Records
____

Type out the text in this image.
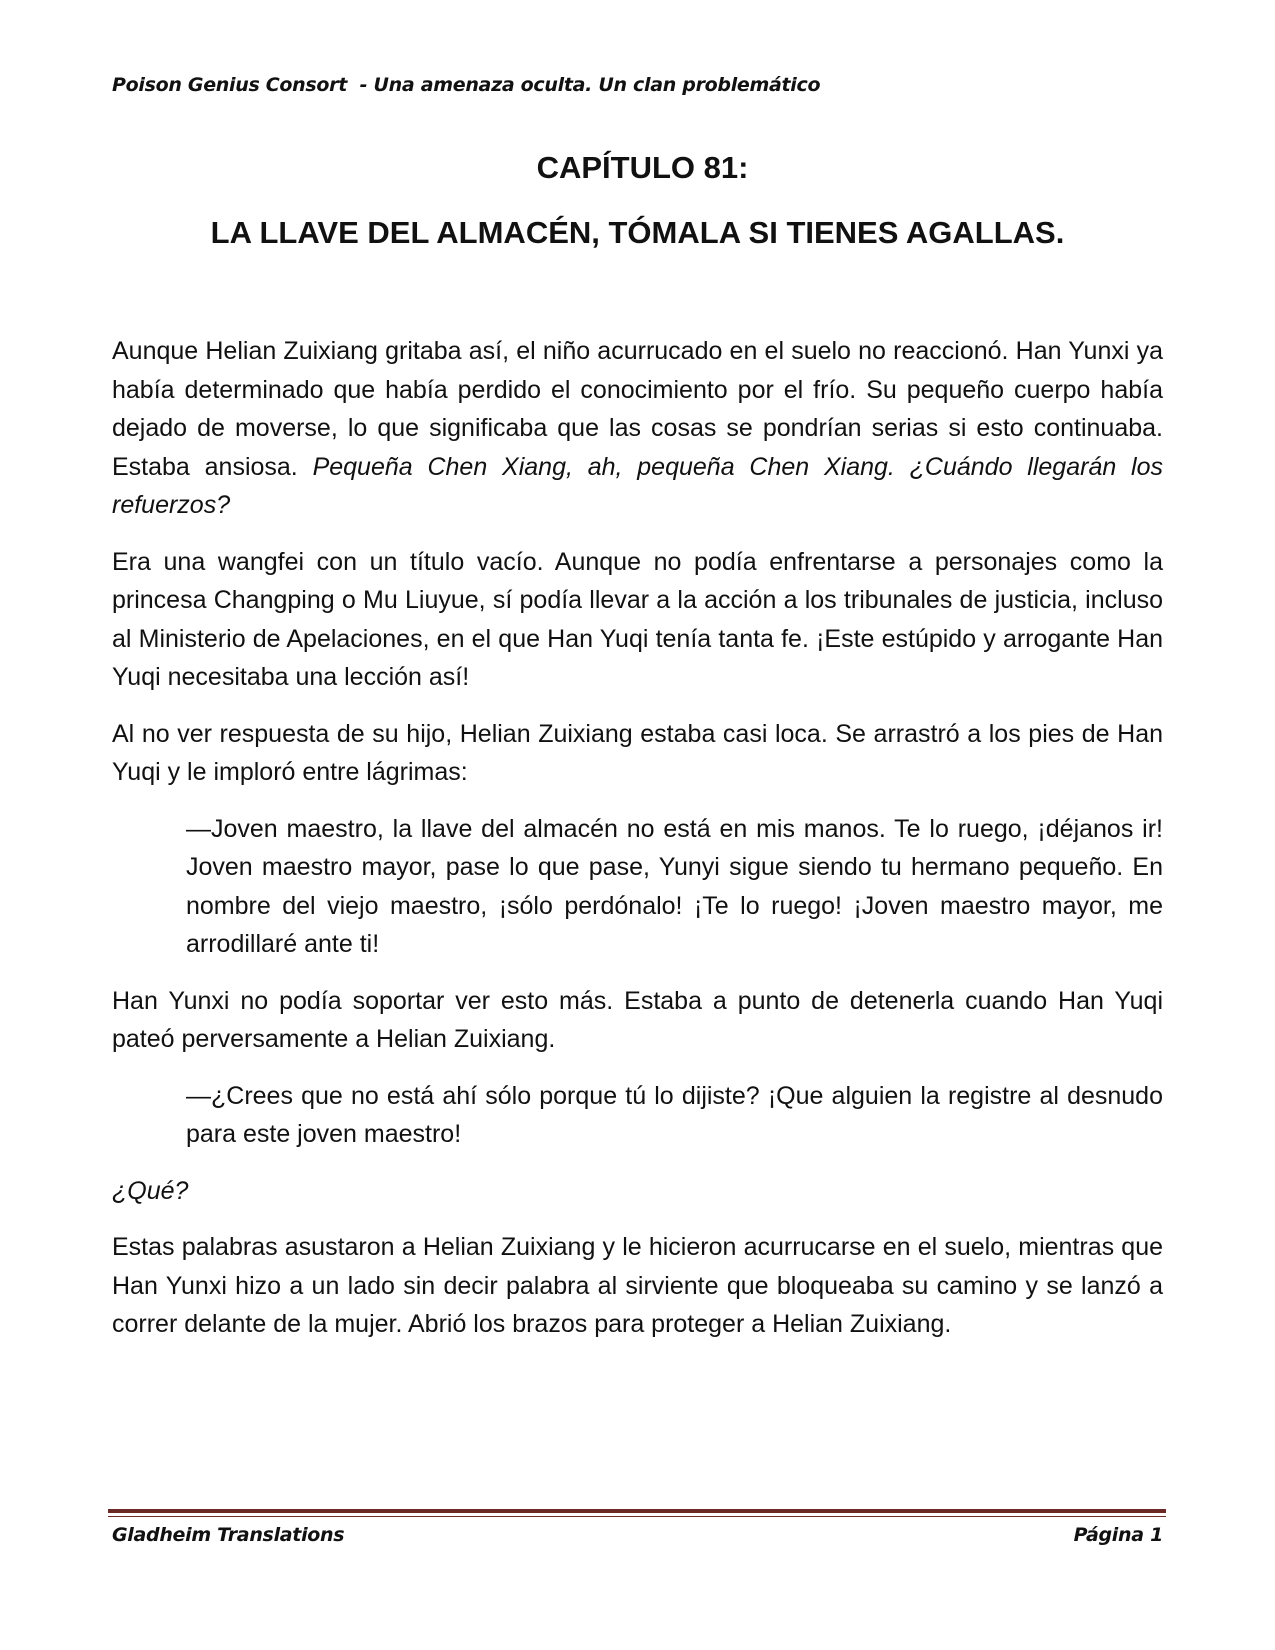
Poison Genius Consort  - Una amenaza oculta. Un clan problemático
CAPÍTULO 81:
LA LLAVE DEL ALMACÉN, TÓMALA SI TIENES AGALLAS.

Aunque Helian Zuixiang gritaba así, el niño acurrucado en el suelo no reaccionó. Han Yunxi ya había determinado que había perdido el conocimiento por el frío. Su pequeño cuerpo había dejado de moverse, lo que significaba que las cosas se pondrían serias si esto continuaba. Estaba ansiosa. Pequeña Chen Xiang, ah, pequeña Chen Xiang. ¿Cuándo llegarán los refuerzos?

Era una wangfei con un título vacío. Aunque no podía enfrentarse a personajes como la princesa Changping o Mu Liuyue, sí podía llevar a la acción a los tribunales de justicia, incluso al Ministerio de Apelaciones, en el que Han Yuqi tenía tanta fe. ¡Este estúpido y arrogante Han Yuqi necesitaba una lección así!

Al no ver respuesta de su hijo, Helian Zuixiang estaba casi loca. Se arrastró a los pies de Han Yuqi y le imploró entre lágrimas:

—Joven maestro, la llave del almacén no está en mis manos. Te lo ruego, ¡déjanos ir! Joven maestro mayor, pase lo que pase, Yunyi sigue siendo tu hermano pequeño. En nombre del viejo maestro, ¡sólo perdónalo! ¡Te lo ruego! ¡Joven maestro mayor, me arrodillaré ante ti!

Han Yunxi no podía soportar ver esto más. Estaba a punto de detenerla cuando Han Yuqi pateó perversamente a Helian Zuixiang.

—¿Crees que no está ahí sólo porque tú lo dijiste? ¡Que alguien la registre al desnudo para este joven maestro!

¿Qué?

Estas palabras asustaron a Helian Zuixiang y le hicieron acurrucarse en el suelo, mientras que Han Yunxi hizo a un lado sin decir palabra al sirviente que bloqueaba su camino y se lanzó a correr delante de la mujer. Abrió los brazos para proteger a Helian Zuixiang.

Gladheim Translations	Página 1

____

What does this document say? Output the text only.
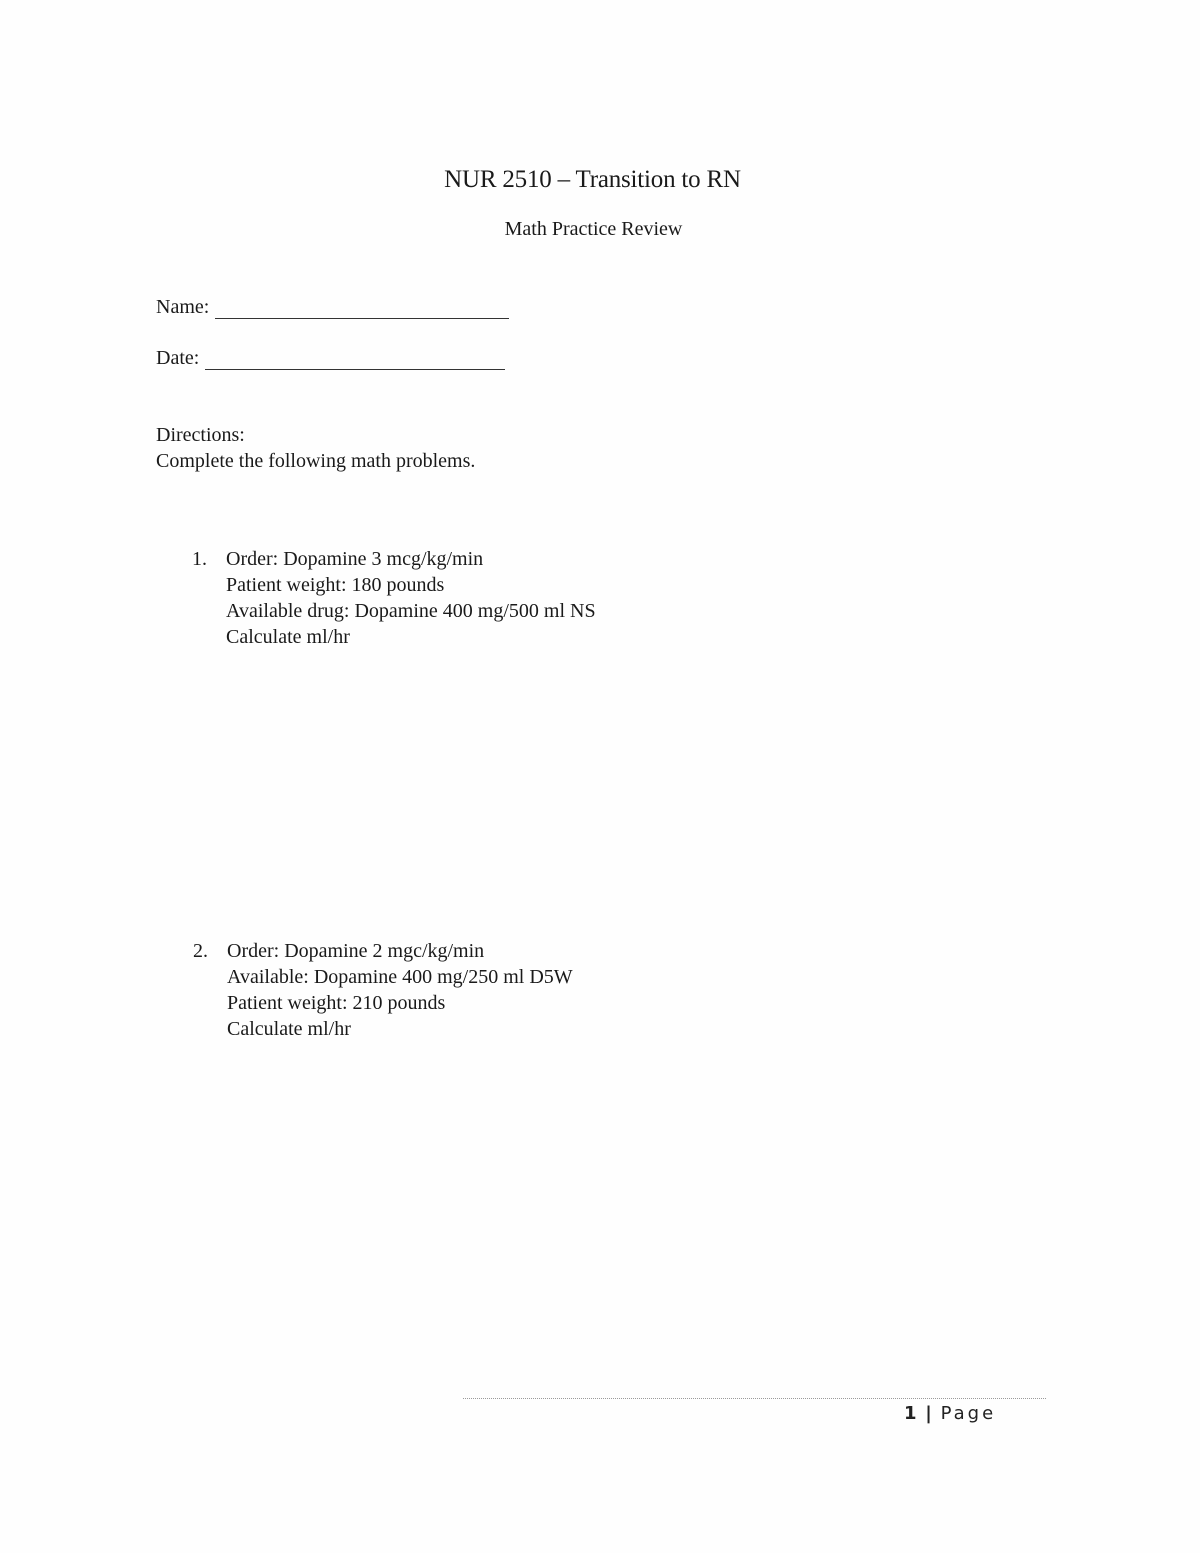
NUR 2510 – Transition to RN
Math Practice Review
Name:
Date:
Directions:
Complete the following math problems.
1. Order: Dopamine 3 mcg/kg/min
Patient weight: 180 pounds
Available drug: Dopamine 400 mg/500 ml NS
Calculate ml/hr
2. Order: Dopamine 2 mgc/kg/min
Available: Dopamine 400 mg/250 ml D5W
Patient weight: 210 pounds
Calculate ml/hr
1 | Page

____

### Aim
Among the lines of the material above, how many include the string "para"? Report only that number.

### Right answer
2